**Problem description**
List every line in this data where the string "probability" occurs.

Items from a figure collection
★ ★ ★
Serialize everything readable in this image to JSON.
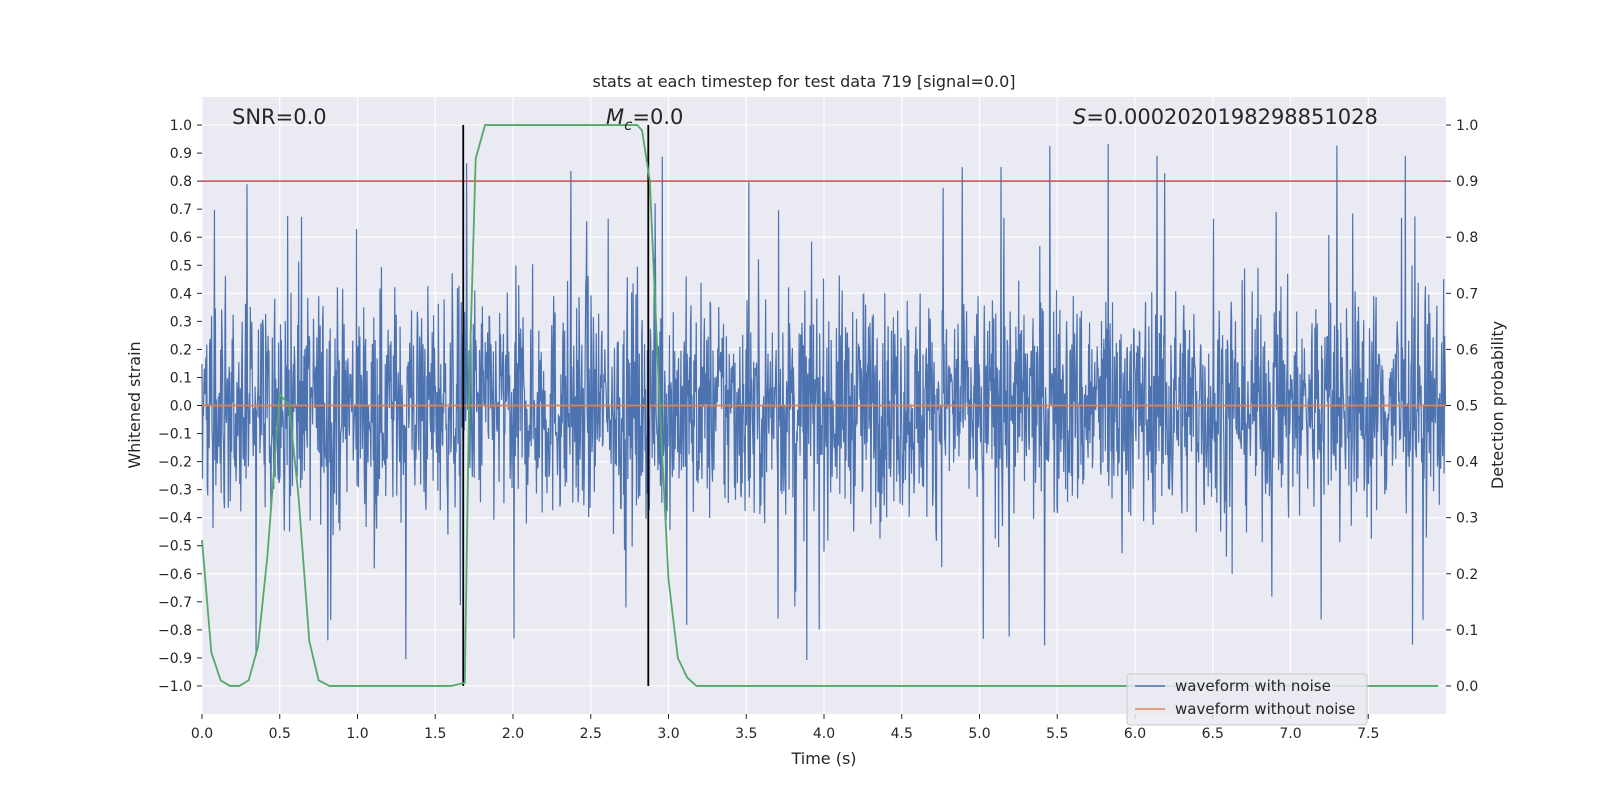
{
  "chart_data": {
    "type": "line",
    "title": "stats at each timestep for test data 719 [signal=0.0]",
    "xlabel": "Time (s)",
    "ylabel_left": "Whitened strain",
    "ylabel_right": "Detection probability",
    "xlim": [
      0.0,
      8.0
    ],
    "ylim_left": [
      -1.1,
      1.1
    ],
    "ylim_right": [
      -0.05,
      1.05
    ],
    "xticks": [
      0.0,
      0.5,
      1.0,
      1.5,
      2.0,
      2.5,
      3.0,
      3.5,
      4.0,
      4.5,
      5.0,
      5.5,
      6.0,
      6.5,
      7.0,
      7.5
    ],
    "xtick_labels": [
      "0.0",
      "0.5",
      "1.0",
      "1.5",
      "2.0",
      "2.5",
      "3.0",
      "3.5",
      "4.0",
      "4.5",
      "5.0",
      "5.5",
      "6.0",
      "6.5",
      "7.0",
      "7.5"
    ],
    "yticks_left": [
      1.0,
      0.9,
      0.8,
      0.7,
      0.6,
      0.5,
      0.4,
      0.3,
      0.2,
      0.1,
      0.0,
      -0.1,
      -0.2,
      -0.3,
      -0.4,
      -0.5,
      -0.6,
      -0.7,
      -0.8,
      -0.9,
      -1.0
    ],
    "ytick_labels_left": [
      "1.0",
      "0.9",
      "0.8",
      "0.7",
      "0.6",
      "0.5",
      "0.4",
      "0.3",
      "0.2",
      "0.1",
      "0.0",
      "−0.1",
      "−0.2",
      "−0.3",
      "−0.4",
      "−0.5",
      "−0.6",
      "−0.7",
      "−0.8",
      "−0.9",
      "−1.0"
    ],
    "yticks_right": [
      1.0,
      0.9,
      0.8,
      0.7,
      0.6,
      0.5,
      0.4,
      0.3,
      0.2,
      0.1,
      0.0
    ],
    "ytick_labels_right": [
      "1.0",
      "0.9",
      "0.8",
      "0.7",
      "0.6",
      "0.5",
      "0.4",
      "0.3",
      "0.2",
      "0.1",
      "0.0"
    ],
    "grid": true,
    "legend_position": "lower-right",
    "annotations": {
      "snr": "SNR=0.0",
      "mc_prefix": "M",
      "mc_sub": "c",
      "mc_suffix": "=0.0",
      "s_prefix": "S",
      "s_suffix": "=0.00020201982988510 28"
    },
    "threshold_right_axis": 0.9,
    "vertical_markers_x": [
      1.68,
      2.87
    ],
    "series": [
      {
        "name": "waveform with noise",
        "color": "#4c72b0",
        "kind": "noise",
        "envelope_min": -1.0,
        "envelope_max": 0.99,
        "duration_s": 8.0
      },
      {
        "name": "waveform without noise",
        "color": "#dd8452",
        "kind": "constant",
        "value": 0.0
      },
      {
        "name": "detection probability",
        "color": "#55a868",
        "axis": "right",
        "x": [
          0.0,
          0.06,
          0.12,
          0.18,
          0.24,
          0.3,
          0.36,
          0.42,
          0.5,
          0.56,
          0.62,
          0.69,
          0.75,
          0.82,
          0.9,
          1.0,
          1.2,
          1.4,
          1.6,
          1.65,
          1.69,
          1.72,
          1.76,
          1.82,
          2.0,
          2.4,
          2.8,
          2.83,
          2.88,
          2.94,
          3.0,
          3.06,
          3.12,
          3.18,
          3.26,
          3.4,
          4.0,
          5.0,
          6.0,
          7.0,
          7.95
        ],
        "y": [
          0.26,
          0.06,
          0.01,
          0.0,
          0.0,
          0.01,
          0.07,
          0.23,
          0.52,
          0.5,
          0.34,
          0.08,
          0.01,
          0.0,
          0.0,
          0.0,
          0.0,
          0.0,
          0.0,
          0.003,
          0.006,
          0.55,
          0.94,
          1.0,
          1.0,
          1.0,
          1.0,
          0.99,
          0.9,
          0.52,
          0.19,
          0.05,
          0.015,
          0.0,
          0.0,
          0.0,
          0.0,
          0.0,
          0.0,
          0.0,
          0.0
        ]
      }
    ],
    "legend_labels": [
      "waveform with noise",
      "waveform without noise"
    ],
    "colors": {
      "background": "#eaeaf2",
      "grid": "#ffffff",
      "threshold": "#c44e52",
      "markers": "#000000"
    }
  }
}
★ ★ ★
**Solution for this exercise**
    "ylabel_right": "Detection probability",
        "name": "detection probability",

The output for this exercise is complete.